Quote every line below exactly and skip any picture.

○ ○ ○ ○ ○

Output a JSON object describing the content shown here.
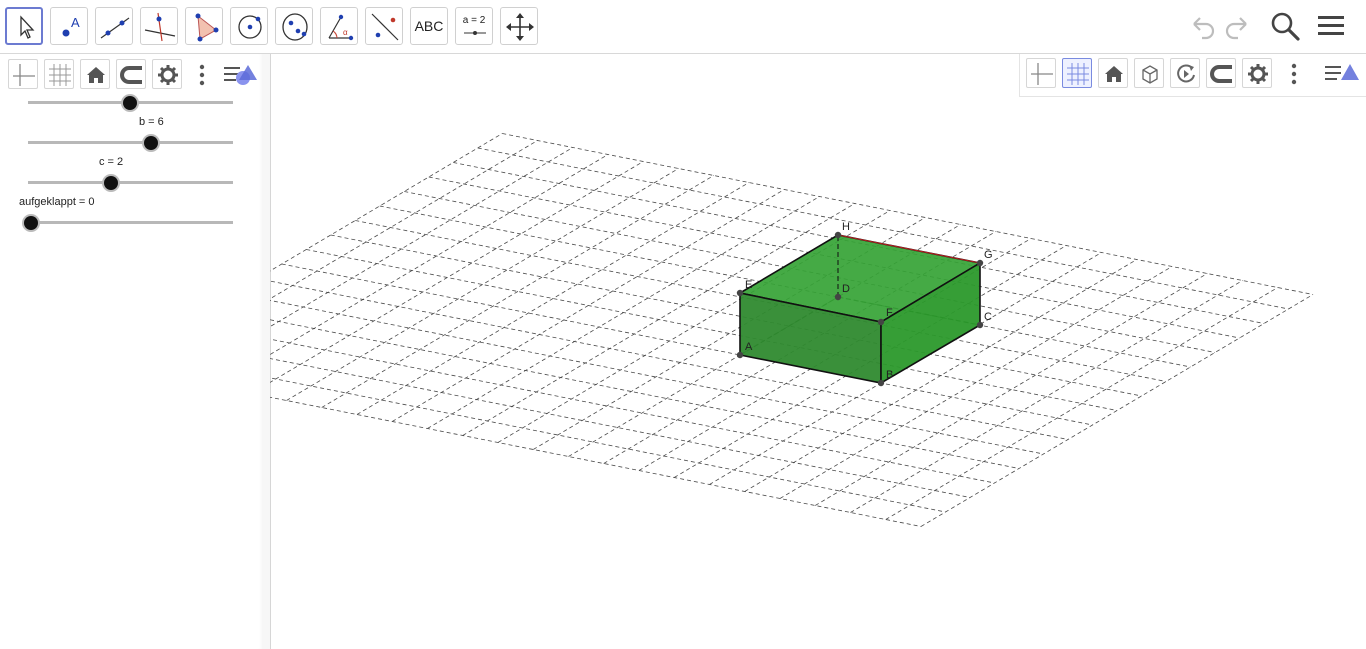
{
  "toolbar": {
    "tools": [
      {
        "name": "move-tool-icon",
        "selected": true
      },
      {
        "name": "point-tool-icon"
      },
      {
        "name": "line-tool-icon"
      },
      {
        "name": "perpendicular-line-tool-icon"
      },
      {
        "name": "polygon-tool-icon"
      },
      {
        "name": "circle-tool-icon"
      },
      {
        "name": "ellipse-tool-icon"
      },
      {
        "name": "angle-tool-icon"
      },
      {
        "name": "reflect-tool-icon"
      },
      {
        "name": "text-tool-icon",
        "label": "ABC"
      },
      {
        "name": "slider-tool-icon",
        "label": "a = 2"
      },
      {
        "name": "move-graphics-tool-icon"
      }
    ],
    "undo_icon": "undo-icon",
    "redo_icon": "redo-icon",
    "search_icon": "search-icon",
    "menu_icon": "hamburger-menu-icon"
  },
  "algebra_view": {
    "sliders": [
      {
        "label": "",
        "value_fraction": 0.49
      },
      {
        "label": "b = 6",
        "value_fraction": 0.59
      },
      {
        "label": "c = 2",
        "value_fraction": 0.4
      },
      {
        "label": "aufgeklappt = 0",
        "value_fraction": 0.0
      }
    ]
  },
  "graphics_3d": {
    "points": {
      "A": "A",
      "B": "B",
      "C": "C",
      "D": "D",
      "E": "E",
      "F": "F",
      "G": "G",
      "H": "H"
    },
    "fill_color": "#2e9a2e",
    "edge_color": "#111111"
  }
}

○ ○ ○ ○ ○

● **Finished task**:
Output a JSON object describing the content shown here.
{
  "toolbar": {
    "tools": [
      {
        "name": "move-tool-icon",
        "selected": true
      },
      {
        "name": "point-tool-icon"
      },
      {
        "name": "line-tool-icon"
      },
      {
        "name": "perpendicular-line-tool-icon"
      },
      {
        "name": "polygon-tool-icon"
      },
      {
        "name": "circle-tool-icon"
      },
      {
        "name": "ellipse-tool-icon"
      },
      {
        "name": "angle-tool-icon"
      },
      {
        "name": "reflect-tool-icon"
      },
      {
        "name": "text-tool-icon",
        "label": "ABC"
      },
      {
        "name": "slider-tool-icon",
        "label": "a = 2"
      },
      {
        "name": "move-graphics-tool-icon"
      }
    ],
    "undo_icon": "undo-icon",
    "redo_icon": "redo-icon",
    "search_icon": "search-icon",
    "menu_icon": "hamburger-menu-icon"
  },
  "algebra_view": {
    "sliders": [
      {
        "label": "",
        "value_fraction": 0.49
      },
      {
        "label": "b = 6",
        "value_fraction": 0.59
      },
      {
        "label": "c = 2",
        "value_fraction": 0.4
      },
      {
        "label": "aufgeklappt = 0",
        "value_fraction": 0.0
      }
    ]
  },
  "graphics_3d": {
    "points": {
      "A": "A",
      "B": "B",
      "C": "C",
      "D": "D",
      "E": "E",
      "F": "F",
      "G": "G",
      "H": "H"
    },
    "fill_color": "#2e9a2e",
    "edge_color": "#111111"
  }
}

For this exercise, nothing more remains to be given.